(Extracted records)
------------------------------------------------------------
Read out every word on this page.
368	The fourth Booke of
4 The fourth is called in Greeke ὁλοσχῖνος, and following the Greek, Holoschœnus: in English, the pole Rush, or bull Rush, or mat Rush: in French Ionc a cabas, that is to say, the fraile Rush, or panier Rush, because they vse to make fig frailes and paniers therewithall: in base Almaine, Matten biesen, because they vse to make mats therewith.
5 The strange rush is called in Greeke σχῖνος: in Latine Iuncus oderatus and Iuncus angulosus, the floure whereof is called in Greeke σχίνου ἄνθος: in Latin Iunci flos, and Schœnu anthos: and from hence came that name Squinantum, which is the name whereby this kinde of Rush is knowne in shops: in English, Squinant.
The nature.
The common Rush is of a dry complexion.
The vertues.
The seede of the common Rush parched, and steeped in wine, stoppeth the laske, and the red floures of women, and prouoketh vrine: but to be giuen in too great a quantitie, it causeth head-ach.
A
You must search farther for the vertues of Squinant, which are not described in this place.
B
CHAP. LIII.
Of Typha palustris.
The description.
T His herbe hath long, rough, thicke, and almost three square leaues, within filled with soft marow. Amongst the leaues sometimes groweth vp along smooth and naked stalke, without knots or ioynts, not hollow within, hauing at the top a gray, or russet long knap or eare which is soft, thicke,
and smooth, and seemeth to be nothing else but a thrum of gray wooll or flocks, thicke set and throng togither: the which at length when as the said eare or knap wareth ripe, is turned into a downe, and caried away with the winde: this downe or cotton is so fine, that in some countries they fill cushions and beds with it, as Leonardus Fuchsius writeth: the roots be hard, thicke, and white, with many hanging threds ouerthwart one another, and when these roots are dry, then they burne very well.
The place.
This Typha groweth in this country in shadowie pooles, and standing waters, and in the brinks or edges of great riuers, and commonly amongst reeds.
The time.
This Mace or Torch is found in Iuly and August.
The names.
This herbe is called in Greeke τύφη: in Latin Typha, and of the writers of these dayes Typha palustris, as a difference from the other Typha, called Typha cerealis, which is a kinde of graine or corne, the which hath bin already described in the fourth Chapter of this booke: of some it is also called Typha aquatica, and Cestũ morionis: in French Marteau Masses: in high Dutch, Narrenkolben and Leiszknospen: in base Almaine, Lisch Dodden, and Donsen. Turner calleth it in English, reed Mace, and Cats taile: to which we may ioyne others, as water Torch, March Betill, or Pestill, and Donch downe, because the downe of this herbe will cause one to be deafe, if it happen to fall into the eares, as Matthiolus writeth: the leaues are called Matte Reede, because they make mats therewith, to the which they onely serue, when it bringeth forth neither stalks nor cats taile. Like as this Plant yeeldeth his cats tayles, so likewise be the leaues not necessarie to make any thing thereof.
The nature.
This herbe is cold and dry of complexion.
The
------------------------------------------------------------
Go through the records. Copy each line where "palustris" appears.

= Result for this exercise =
Of Typha palustris.
This herbe is called in Greeke τύφη: in Latin Typha, and of the writers of these dayes Typha palustris, as a difference from the other Typha, called Typha cerealis, which is a kinde of graine or corne, the which hath bin already described in the fourth Chapter of this booke: of some it is also called Typha aquatica, and Cestũ morionis: in French Marteau Masses: in high Dutch, Narrenkolben and Leiszknospen: in base Almaine, Lisch Dodden, and Donsen. Turner calleth it in English, reed Mace, and Cats taile: to which we may ioyne others, as water Torch, March Betill, or Pestill, and Donch downe, because the downe of this herbe will cause one to be deafe, if it happen to fall into the eares, as Matthiolus writeth: the leaues are called Matte Reede, because they make mats therewith, to the which they onely serue, when it bringeth forth neither stalks nor cats taile. Like as this Plant yeeldeth his cats tayles, so likewise be the leaues not necessarie to make any thing thereof.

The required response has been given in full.